--- start of Entries provided ---
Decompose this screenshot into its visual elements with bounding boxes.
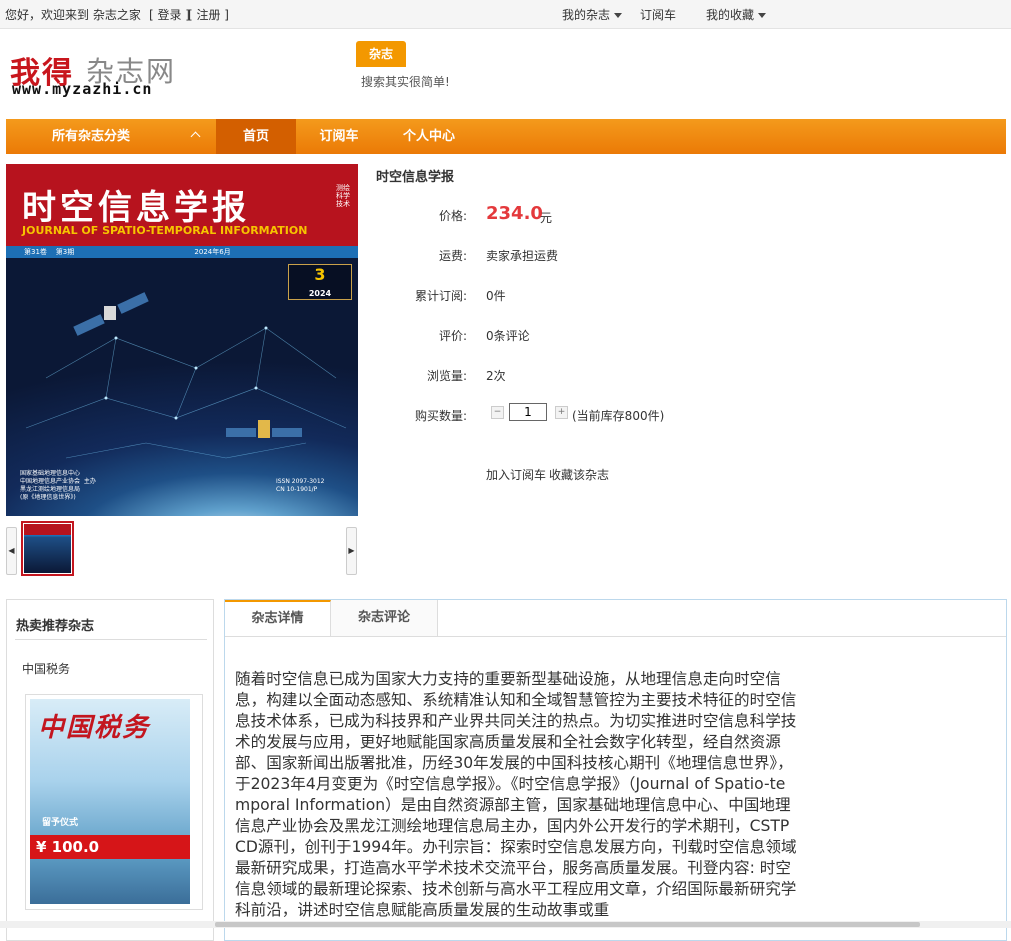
hot-item-name-link[interactable]: 中国税务 [22, 660, 70, 677]
tab-details[interactable]: 杂志详情 [225, 600, 331, 636]
quantity-label: 购买数量: [414, 409, 467, 423]
nav-cart[interactable]: 订阅车 [296, 119, 382, 154]
price-label: 价格: [438, 209, 467, 223]
top-bar: 您好，欢迎来到 杂志之家 [ 登录 ] [ 注册 ] 我的杂志 订阅车 我的收藏 [0, 0, 1011, 29]
stock-note: (当前库存800件) [572, 409, 665, 423]
cover-issn: ISSN 2097-3012 CN 10-1901/P [276, 478, 325, 493]
hot-item-price: ¥ 100.0 [30, 835, 190, 859]
search-tab-magazine[interactable]: 杂志 [356, 41, 406, 67]
product-title: 时空信息学报 [376, 170, 455, 185]
tab-reviews[interactable]: 杂志评论 [331, 600, 438, 636]
shipping-value: 卖家承担运费 [486, 249, 559, 263]
views-value: 2次 [486, 369, 506, 383]
favorite-button[interactable]: 收藏该杂志 [549, 466, 609, 483]
shipping-label: 运费: [438, 249, 467, 263]
chevron-up-icon [190, 131, 201, 142]
add-to-cart-button[interactable]: 加入订阅车 [486, 466, 546, 483]
all-categories-menu[interactable]: 所有杂志分类 [6, 119, 216, 154]
cover-en-title: JOURNAL OF SPATIO-TEMPORAL INFORMATION [22, 224, 308, 237]
my-magazines-label: 我的杂志 [562, 8, 611, 22]
cover-vertical-text: 测绘科学技术 [336, 184, 350, 208]
welcome-text: 您好，欢迎来到 杂志之家 [5, 8, 141, 22]
cover-publishers: 国家基础地理信息中心 中国地理信息产业协会 主办 黑龙江测绘地理信息局 (原《地… [20, 470, 96, 501]
scrollbar-thumb[interactable] [215, 922, 920, 927]
hot-cover-title: 中国税务 [38, 713, 151, 743]
main-nav: 所有杂志分类 首页 订阅车 个人中心 [6, 119, 1006, 154]
magazine-description: 随着时空信息已成为国家大力支持的重要新型基础设施，从地理信息走向时空信息，构建以… [235, 670, 797, 919]
hot-item-cover[interactable]: 中国税务 留予仪式 ¥ 100.0 [25, 694, 203, 910]
login-link[interactable]: [ 登录 ] [149, 6, 190, 23]
review-count-link[interactable]: 0条评论 [486, 327, 530, 344]
hot-cover-caption: 留予仪式 [42, 818, 79, 828]
thumb-next-button[interactable]: ▶ [346, 527, 357, 575]
hot-item-cover-image: 中国税务 留予仪式 ¥ 100.0 [30, 699, 190, 904]
quantity-decrease-button[interactable]: − [491, 406, 504, 419]
price-value: 234.0 [486, 203, 543, 224]
my-favorites-label: 我的收藏 [706, 8, 755, 22]
thumbnail-image [24, 524, 71, 573]
detail-tabs-panel: 杂志详情 杂志评论 随着时空信息已成为国家大力支持的重要新型基础设施，从地理信息… [224, 599, 1007, 941]
search-hint: 搜索其实很简单! [361, 75, 450, 89]
views-label: 浏览量: [426, 369, 467, 383]
cart-link[interactable]: 订阅车 [640, 6, 676, 23]
nav-home[interactable]: 首页 [216, 119, 296, 154]
my-magazines-menu[interactable]: 我的杂志 [562, 6, 623, 23]
review-label: 评价: [438, 329, 467, 343]
divider [15, 639, 207, 640]
price-unit: 元 [540, 211, 553, 225]
thumb-prev-button[interactable]: ◀ [6, 527, 17, 575]
chevron-down-icon [758, 13, 767, 18]
register-link[interactable]: [ 注册 ] [188, 6, 229, 23]
all-categories-label: 所有杂志分类 [52, 129, 131, 144]
cover-issue-no: 3 [314, 265, 326, 284]
subscriptions-label: 累计订阅: [414, 289, 467, 303]
quantity-input[interactable] [509, 403, 547, 421]
hot-panel-title: 热卖推荐杂志 [16, 619, 95, 634]
my-favorites-menu[interactable]: 我的收藏 [706, 6, 767, 23]
logo-url[interactable]: www.myzazhi.cn [12, 80, 152, 98]
hot-recommend-panel: 热卖推荐杂志 中国税务 中国税务 留予仪式 ¥ 100.0 [6, 599, 214, 941]
tab-bar: 杂志详情 杂志评论 [225, 600, 1006, 637]
chevron-down-icon [614, 13, 623, 18]
subscriptions-value: 0件 [486, 289, 506, 303]
cover-masthead: 时空信息学报 JOURNAL OF SPATIO-TEMPORAL INFORM… [6, 164, 358, 246]
cover-thumbnail[interactable] [21, 521, 74, 576]
nav-user-center[interactable]: 个人中心 [382, 119, 476, 154]
quantity-increase-button[interactable]: + [555, 406, 568, 419]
--- end of Entries provided ---
→ **What to work on**
Output every line of the records above verbatim, omitting the pictures.

→ **Expected answer**
Decompose this screenshot into its visual elements with bounding boxes.
hot-item-name-link[interactable]: 中国税务 [22, 660, 70, 677]
tab-details[interactable]: 杂志详情 [225, 600, 331, 636]
quantity-label: 购买数量: [414, 409, 467, 423]
nav-cart[interactable]: 订阅车 [296, 119, 382, 154]
price-label: 价格: [438, 209, 467, 223]
top-bar: 您好，欢迎来到 杂志之家 [ 登录 ] [ 注册 ] 我的杂志 订阅车 我的收藏 [0, 0, 1011, 29]
stock-note: (当前库存800件) [572, 409, 665, 423]
cover-issn: ISSN 2097-3012 CN 10-1901/P [276, 478, 325, 493]
hot-item-price: ¥ 100.0 [30, 835, 190, 859]
search-tab-magazine[interactable]: 杂志 [356, 41, 406, 67]
product-title: 时空信息学报 [376, 170, 455, 185]
tab-reviews[interactable]: 杂志评论 [331, 600, 438, 636]
shipping-value: 卖家承担运费 [486, 249, 559, 263]
views-value: 2次 [486, 369, 506, 383]
favorite-button[interactable]: 收藏该杂志 [549, 466, 609, 483]
shipping-label: 运费: [438, 249, 467, 263]
chevron-up-icon [190, 131, 201, 142]
add-to-cart-button[interactable]: 加入订阅车 [486, 466, 546, 483]
all-categories-menu[interactable]: 所有杂志分类 [6, 119, 216, 154]
cover-en-title: JOURNAL OF SPATIO-TEMPORAL INFORMATION [22, 224, 308, 237]
my-magazines-label: 我的杂志 [562, 8, 611, 22]
cover-vertical-text: 测绘科学技术 [336, 184, 350, 208]
welcome-text: 您好，欢迎来到 杂志之家 [5, 8, 141, 22]
cover-publishers: 国家基础地理信息中心 中国地理信息产业协会 主办 黑龙江测绘地理信息局 (原《地… [20, 470, 96, 501]
scrollbar-thumb[interactable] [215, 922, 920, 927]
hot-cover-title: 中国税务 [38, 713, 151, 743]
main-nav: 所有杂志分类 首页 订阅车 个人中心 [6, 119, 1006, 154]
magazine-description: 随着时空信息已成为国家大力支持的重要新型基础设施，从地理信息走向时空信息，构建以… [235, 670, 797, 919]
hot-item-cover[interactable]: 中国税务 留予仪式 ¥ 100.0 [25, 694, 203, 910]
login-link[interactable]: [ 登录 ] [149, 6, 190, 23]
review-count-link[interactable]: 0条评论 [486, 327, 530, 344]
hot-cover-caption: 留予仪式 [42, 818, 79, 828]
thumb-next-button[interactable]: ▶ [346, 527, 357, 575]
hot-item-cover-image: 中国税务 留予仪式 ¥ 100.0 [30, 699, 190, 904]
quantity-decrease-button[interactable]: − [491, 406, 504, 419]
price-value: 234.0 [486, 203, 543, 224]
my-favorites-label: 我的收藏 [706, 8, 755, 22]
thumbnail-image [24, 524, 71, 573]
detail-tabs-panel: 杂志详情 杂志评论 随着时空信息已成为国家大力支持的重要新型基础设施，从地理信息… [224, 599, 1007, 941]
search-hint: 搜索其实很简单! [361, 75, 450, 89]
views-label: 浏览量: [426, 369, 467, 383]
cart-link[interactable]: 订阅车 [640, 6, 676, 23]
nav-home[interactable]: 首页 [216, 119, 296, 154]
my-magazines-menu[interactable]: 我的杂志 [562, 6, 623, 23]
review-label: 评价: [438, 329, 467, 343]
divider [15, 639, 207, 640]
price-unit: 元 [540, 211, 553, 225]
thumb-prev-button[interactable]: ◀ [6, 527, 17, 575]
chevron-down-icon [758, 13, 767, 18]
register-link[interactable]: [ 注册 ] [188, 6, 229, 23]
all-categories-label: 所有杂志分类 [52, 129, 131, 144]
cover-issue-no: 3 [314, 265, 326, 284]
subscriptions-label: 累计订阅: [414, 289, 467, 303]
quantity-input[interactable] [509, 403, 547, 421]
hot-panel-title: 热卖推荐杂志 [16, 619, 95, 634]
my-favorites-menu[interactable]: 我的收藏 [706, 6, 767, 23]
logo-url[interactable]: www.myzazhi.cn [12, 80, 152, 98]
hot-recommend-panel: 热卖推荐杂志 中国税务 中国税务 留予仪式 ¥ 100.0 [6, 599, 214, 941]
tab-bar: 杂志详情 杂志评论 [225, 600, 1006, 637]
chevron-down-icon [614, 13, 623, 18]
subscriptions-value: 0件 [486, 289, 506, 303]
cover-masthead: 时空信息学报 JOURNAL OF SPATIO-TEMPORAL INFORM… [6, 164, 358, 246]
cover-thumbnail[interactable] [21, 521, 74, 576]
nav-user-center[interactable]: 个人中心 [382, 119, 476, 154]
quantity-increase-button[interactable]: + [555, 406, 568, 419]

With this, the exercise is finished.